-------- Material provided

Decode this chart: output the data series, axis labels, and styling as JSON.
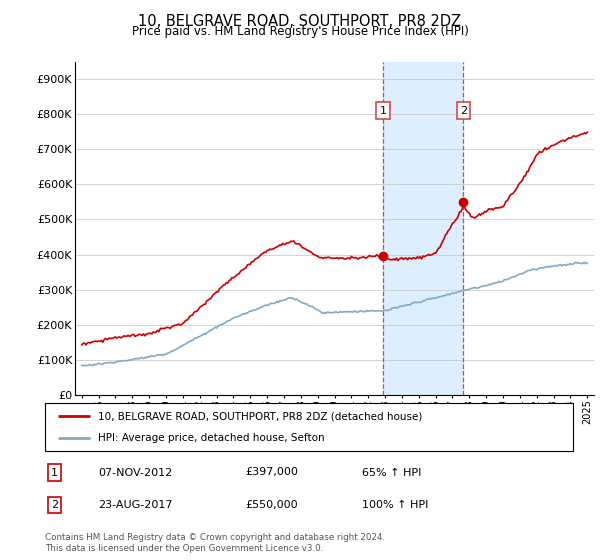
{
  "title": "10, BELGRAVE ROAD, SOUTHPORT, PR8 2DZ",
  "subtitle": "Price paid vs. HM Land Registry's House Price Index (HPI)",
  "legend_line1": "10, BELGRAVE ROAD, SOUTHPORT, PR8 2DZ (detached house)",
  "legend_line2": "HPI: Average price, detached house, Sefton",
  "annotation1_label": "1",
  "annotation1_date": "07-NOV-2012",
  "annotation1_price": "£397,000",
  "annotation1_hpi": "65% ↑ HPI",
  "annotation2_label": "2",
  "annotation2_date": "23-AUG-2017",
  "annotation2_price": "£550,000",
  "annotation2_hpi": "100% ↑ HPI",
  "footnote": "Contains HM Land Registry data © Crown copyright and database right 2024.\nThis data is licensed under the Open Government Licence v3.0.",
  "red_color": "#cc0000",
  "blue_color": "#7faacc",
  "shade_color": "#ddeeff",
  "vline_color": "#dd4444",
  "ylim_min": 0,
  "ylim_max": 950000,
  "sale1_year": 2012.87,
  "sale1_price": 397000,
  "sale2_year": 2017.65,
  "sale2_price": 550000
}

----------------
-------- Material provided

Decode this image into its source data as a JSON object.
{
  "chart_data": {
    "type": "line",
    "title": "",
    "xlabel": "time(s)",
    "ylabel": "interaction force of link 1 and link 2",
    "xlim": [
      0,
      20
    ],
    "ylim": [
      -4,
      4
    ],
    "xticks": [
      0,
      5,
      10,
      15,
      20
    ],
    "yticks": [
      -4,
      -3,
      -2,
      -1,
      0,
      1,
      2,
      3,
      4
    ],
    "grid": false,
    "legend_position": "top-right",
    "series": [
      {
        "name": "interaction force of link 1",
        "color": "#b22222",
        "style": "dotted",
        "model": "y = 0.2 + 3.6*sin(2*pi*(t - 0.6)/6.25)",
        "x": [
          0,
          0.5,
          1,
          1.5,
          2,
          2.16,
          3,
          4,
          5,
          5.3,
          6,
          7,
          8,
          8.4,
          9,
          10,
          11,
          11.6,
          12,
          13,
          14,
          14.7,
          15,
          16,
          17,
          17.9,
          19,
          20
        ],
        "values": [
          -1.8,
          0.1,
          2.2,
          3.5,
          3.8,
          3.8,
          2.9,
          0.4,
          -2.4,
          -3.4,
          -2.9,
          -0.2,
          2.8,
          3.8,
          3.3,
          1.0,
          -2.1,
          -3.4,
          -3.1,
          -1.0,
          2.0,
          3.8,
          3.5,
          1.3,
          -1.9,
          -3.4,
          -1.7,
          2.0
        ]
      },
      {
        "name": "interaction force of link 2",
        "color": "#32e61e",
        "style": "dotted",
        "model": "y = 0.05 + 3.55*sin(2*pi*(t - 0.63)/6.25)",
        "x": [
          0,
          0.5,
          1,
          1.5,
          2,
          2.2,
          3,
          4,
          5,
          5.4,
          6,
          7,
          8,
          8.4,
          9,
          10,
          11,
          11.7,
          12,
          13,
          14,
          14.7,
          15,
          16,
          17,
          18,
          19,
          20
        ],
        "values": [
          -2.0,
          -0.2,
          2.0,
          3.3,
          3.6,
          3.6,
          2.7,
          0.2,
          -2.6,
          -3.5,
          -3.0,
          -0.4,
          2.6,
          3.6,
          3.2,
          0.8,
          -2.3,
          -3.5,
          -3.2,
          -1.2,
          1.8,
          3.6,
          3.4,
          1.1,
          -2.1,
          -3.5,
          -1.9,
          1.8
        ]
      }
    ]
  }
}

----------------
-------- Material provided

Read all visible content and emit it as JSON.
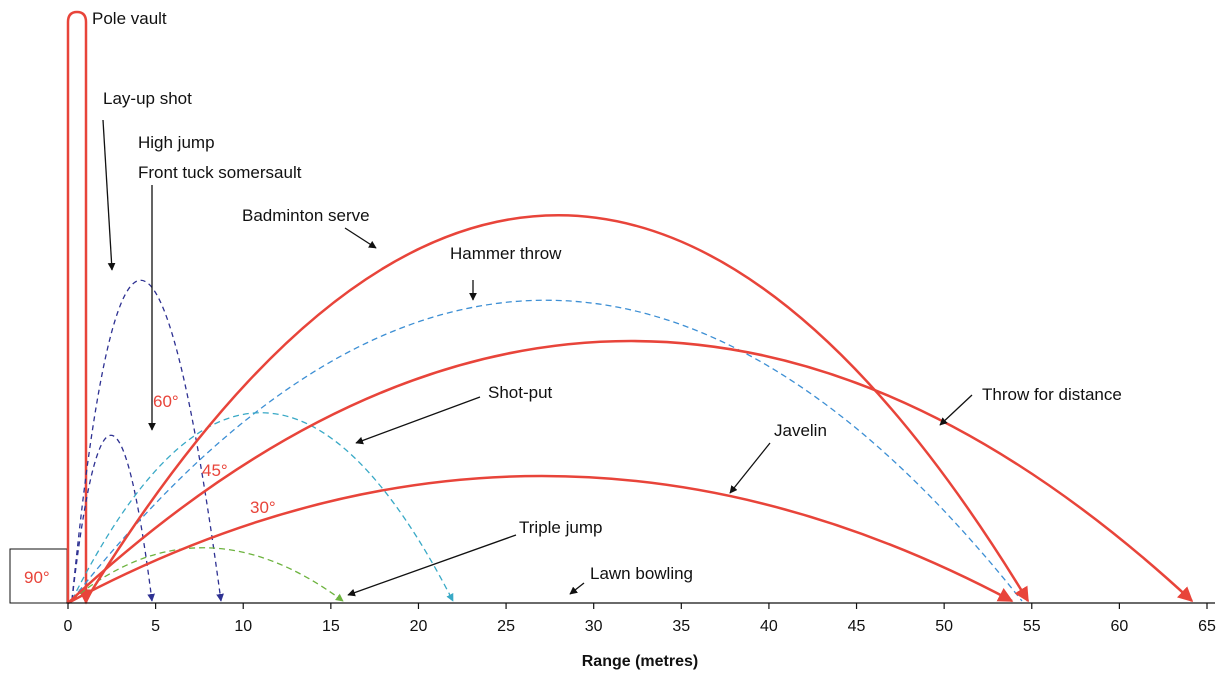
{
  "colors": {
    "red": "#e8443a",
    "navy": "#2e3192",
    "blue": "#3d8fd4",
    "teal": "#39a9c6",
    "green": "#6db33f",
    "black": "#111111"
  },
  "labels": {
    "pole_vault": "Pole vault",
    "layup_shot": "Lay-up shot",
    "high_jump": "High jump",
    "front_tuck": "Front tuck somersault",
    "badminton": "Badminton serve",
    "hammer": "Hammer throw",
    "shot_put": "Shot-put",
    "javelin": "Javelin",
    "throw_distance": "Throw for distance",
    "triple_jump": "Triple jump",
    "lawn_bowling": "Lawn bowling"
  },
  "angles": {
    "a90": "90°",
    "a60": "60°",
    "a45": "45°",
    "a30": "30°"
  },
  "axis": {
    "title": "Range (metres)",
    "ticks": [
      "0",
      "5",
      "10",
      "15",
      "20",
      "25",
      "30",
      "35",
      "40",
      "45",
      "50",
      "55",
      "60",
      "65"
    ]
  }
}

----------------

→ **Problem to work on**: Where a line holds "ROAD", copy it out.

→ **Response to this task**:
  "title": "10, BELGRAVE ROAD, SOUTHPORT, PR8 2DZ",
  "legend_line1": "10, BELGRAVE ROAD, SOUTHPORT, PR8 2DZ (detached house)",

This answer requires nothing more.